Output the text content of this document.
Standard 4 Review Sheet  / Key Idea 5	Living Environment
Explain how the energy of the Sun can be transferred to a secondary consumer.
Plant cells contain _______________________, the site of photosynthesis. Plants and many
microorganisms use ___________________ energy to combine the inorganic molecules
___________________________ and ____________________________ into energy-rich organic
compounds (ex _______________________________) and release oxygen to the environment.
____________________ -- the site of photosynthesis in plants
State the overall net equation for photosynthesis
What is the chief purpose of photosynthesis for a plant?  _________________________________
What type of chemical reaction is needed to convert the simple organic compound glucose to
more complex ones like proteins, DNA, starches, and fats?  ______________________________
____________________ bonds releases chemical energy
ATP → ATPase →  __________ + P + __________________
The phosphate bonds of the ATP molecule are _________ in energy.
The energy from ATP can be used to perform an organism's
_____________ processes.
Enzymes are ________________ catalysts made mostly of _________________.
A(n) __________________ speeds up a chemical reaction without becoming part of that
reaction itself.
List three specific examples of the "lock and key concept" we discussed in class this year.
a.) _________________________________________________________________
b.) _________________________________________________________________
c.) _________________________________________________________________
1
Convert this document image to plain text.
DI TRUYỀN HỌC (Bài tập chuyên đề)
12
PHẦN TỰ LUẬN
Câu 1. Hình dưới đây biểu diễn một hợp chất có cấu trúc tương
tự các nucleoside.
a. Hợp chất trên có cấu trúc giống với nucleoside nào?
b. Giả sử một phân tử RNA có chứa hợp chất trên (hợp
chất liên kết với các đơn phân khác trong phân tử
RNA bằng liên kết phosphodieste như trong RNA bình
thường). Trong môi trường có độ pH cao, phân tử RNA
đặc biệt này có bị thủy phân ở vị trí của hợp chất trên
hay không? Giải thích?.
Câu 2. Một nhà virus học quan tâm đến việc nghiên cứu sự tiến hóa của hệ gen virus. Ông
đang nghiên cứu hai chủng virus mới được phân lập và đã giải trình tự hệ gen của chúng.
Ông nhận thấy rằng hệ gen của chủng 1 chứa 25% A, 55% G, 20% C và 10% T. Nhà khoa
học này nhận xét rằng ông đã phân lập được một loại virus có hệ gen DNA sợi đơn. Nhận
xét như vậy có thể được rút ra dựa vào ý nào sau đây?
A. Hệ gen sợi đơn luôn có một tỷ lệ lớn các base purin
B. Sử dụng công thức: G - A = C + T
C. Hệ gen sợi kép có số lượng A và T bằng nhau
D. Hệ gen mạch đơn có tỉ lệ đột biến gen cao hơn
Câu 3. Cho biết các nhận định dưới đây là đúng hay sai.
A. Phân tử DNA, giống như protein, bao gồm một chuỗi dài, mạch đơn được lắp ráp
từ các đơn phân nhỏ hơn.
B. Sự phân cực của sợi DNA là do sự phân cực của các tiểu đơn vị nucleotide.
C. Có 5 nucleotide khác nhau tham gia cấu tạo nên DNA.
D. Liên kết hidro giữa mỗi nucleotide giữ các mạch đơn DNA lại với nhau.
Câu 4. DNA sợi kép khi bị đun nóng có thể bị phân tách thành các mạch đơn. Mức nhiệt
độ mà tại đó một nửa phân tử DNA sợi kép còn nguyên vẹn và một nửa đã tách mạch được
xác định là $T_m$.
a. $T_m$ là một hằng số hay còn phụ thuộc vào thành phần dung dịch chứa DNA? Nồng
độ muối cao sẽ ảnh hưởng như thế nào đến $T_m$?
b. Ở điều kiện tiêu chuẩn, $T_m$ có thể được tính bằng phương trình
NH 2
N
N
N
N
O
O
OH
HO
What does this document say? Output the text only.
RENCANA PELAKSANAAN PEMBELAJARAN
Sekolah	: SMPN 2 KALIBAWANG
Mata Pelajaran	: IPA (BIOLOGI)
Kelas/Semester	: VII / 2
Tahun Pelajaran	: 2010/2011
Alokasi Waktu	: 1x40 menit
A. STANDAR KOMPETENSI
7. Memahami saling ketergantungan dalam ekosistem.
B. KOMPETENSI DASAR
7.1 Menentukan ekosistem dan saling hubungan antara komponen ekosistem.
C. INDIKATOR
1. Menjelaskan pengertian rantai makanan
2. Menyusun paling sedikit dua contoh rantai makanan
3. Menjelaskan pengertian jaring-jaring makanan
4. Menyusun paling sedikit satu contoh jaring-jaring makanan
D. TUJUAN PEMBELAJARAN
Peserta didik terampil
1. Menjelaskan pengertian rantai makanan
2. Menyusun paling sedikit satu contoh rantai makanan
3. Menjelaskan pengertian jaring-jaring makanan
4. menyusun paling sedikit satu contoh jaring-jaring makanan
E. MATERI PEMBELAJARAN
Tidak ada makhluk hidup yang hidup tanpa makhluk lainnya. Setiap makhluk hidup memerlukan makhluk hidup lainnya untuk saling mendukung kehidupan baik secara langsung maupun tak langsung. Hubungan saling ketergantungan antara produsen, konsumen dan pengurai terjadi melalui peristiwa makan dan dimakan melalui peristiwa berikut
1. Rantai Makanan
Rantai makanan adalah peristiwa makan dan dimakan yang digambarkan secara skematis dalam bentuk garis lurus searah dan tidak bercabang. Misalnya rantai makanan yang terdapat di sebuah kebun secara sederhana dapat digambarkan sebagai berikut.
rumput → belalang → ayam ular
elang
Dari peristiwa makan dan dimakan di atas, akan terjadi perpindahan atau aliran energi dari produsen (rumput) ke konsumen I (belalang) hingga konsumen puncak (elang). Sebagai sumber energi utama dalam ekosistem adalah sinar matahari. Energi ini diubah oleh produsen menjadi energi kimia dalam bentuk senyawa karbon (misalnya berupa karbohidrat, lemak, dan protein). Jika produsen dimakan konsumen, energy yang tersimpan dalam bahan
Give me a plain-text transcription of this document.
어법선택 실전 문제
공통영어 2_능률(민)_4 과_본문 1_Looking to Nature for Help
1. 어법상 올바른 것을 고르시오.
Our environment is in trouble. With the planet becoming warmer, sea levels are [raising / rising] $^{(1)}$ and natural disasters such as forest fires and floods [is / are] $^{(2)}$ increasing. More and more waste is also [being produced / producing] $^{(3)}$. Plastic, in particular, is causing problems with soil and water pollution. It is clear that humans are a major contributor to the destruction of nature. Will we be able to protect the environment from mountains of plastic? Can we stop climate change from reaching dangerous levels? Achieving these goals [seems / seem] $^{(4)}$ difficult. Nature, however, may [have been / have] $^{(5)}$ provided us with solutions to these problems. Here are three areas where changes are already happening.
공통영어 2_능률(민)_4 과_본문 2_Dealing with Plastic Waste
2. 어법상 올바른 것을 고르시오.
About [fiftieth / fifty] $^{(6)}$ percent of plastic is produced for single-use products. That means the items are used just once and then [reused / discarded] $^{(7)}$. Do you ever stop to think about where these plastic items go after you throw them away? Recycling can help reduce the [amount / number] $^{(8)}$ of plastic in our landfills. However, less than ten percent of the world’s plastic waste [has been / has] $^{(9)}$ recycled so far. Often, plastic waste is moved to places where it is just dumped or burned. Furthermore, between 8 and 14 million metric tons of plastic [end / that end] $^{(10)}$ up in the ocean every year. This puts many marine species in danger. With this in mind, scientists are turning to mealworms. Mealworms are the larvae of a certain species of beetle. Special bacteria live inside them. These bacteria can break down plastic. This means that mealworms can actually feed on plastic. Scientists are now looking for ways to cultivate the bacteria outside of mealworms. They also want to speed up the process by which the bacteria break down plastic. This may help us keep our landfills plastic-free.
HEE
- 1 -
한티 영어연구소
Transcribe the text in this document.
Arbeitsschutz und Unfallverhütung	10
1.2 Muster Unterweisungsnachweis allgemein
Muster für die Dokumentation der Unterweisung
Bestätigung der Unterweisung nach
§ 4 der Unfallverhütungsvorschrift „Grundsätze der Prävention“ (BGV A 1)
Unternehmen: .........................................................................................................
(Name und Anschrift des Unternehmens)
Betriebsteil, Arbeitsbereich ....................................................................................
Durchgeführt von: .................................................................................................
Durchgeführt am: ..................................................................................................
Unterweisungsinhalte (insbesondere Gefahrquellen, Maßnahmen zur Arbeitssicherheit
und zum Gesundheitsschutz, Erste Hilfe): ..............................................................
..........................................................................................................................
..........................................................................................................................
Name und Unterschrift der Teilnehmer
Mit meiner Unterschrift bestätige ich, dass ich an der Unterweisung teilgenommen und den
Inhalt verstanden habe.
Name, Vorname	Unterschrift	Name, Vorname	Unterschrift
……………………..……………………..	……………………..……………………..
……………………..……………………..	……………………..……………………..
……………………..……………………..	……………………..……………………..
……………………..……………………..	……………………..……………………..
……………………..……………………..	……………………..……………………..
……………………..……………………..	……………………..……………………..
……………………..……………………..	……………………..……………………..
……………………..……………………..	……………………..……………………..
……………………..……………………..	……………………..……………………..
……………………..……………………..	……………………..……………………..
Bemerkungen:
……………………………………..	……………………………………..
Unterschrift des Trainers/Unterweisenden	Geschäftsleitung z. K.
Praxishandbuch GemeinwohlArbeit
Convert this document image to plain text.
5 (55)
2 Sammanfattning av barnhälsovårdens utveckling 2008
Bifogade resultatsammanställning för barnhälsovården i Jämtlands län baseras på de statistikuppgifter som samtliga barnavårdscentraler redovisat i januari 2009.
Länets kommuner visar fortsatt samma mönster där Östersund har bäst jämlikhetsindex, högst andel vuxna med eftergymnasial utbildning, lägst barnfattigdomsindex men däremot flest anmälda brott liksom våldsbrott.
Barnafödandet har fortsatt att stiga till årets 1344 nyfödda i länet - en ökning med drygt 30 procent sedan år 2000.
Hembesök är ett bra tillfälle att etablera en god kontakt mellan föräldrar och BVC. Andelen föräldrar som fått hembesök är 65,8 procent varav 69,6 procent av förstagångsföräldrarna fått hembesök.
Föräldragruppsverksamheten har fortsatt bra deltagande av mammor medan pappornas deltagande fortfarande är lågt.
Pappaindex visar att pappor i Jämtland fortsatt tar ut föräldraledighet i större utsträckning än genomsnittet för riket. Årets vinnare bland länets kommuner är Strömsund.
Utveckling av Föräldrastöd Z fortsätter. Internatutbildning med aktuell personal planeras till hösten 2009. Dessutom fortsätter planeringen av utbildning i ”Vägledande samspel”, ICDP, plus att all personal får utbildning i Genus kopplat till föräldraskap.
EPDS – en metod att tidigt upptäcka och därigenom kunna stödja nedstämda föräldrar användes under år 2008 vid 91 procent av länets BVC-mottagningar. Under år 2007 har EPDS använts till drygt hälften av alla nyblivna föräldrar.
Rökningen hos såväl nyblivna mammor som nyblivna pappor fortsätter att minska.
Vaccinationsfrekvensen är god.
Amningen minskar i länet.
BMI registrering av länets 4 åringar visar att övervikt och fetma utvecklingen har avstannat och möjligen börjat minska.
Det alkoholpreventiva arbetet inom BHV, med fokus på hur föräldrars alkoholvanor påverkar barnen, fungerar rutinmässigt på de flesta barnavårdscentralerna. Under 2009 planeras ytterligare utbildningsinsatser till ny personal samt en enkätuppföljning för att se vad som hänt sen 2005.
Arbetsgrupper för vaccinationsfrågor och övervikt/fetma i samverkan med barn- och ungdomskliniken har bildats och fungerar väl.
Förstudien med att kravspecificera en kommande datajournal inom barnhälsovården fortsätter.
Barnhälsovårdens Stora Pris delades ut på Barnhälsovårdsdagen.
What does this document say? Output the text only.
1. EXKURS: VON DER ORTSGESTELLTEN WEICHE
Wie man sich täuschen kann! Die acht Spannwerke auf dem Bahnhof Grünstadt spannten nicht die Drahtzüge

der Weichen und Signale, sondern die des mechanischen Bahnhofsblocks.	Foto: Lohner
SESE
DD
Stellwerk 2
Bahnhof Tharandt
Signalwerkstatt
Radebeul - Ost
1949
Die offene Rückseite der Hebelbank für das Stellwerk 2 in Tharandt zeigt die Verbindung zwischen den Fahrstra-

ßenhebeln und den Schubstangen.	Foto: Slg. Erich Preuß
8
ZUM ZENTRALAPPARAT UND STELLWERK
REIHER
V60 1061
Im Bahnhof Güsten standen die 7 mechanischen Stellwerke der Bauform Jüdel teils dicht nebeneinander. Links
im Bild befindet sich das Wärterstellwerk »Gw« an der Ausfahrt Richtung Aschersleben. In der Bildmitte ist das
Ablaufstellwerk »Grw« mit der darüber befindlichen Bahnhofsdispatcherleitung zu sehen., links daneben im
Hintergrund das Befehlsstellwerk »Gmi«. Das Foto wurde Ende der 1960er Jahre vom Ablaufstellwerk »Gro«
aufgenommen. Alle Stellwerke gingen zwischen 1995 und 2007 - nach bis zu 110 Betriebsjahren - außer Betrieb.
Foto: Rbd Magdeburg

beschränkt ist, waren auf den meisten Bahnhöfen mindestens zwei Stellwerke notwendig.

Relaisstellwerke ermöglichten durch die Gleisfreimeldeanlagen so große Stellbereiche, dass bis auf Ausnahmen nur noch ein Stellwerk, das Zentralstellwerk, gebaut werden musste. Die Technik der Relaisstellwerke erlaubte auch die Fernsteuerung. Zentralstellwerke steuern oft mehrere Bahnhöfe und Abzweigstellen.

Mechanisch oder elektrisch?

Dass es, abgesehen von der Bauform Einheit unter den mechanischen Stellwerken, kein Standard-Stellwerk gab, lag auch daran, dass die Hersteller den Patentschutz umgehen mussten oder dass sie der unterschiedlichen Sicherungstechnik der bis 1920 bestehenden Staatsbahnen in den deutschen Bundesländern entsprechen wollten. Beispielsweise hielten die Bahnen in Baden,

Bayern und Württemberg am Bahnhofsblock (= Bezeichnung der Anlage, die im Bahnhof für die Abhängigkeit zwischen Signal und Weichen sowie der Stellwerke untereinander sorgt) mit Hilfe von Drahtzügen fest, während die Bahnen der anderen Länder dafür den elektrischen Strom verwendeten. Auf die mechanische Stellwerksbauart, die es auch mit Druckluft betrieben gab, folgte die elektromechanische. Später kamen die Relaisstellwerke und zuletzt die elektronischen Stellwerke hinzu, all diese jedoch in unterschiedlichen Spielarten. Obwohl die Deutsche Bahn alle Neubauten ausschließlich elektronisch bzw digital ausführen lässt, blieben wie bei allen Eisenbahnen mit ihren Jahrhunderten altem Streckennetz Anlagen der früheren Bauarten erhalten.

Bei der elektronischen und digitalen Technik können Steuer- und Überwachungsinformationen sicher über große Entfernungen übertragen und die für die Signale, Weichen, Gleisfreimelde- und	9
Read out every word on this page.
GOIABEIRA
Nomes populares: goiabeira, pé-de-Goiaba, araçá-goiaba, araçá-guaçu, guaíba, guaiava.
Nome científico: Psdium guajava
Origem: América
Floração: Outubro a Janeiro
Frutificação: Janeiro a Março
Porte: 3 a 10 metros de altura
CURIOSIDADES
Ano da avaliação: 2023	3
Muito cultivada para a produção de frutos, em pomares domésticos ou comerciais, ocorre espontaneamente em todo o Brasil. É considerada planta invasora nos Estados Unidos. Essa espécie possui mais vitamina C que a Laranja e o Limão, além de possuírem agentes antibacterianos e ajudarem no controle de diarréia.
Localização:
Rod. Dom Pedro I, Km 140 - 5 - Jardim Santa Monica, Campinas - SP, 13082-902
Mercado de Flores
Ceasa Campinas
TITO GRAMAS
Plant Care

(Task to complete)
Lines above that include the string "thành" need to be copied.

(Completed exercise)
Câu 4. DNA sợi kép khi bị đun nóng có thể bị phân tách thành các mạch đơn. Mức nhiệt
a. $T_m$ là một hằng số hay còn phụ thuộc vào thành phần dung dịch chứa DNA? Nồng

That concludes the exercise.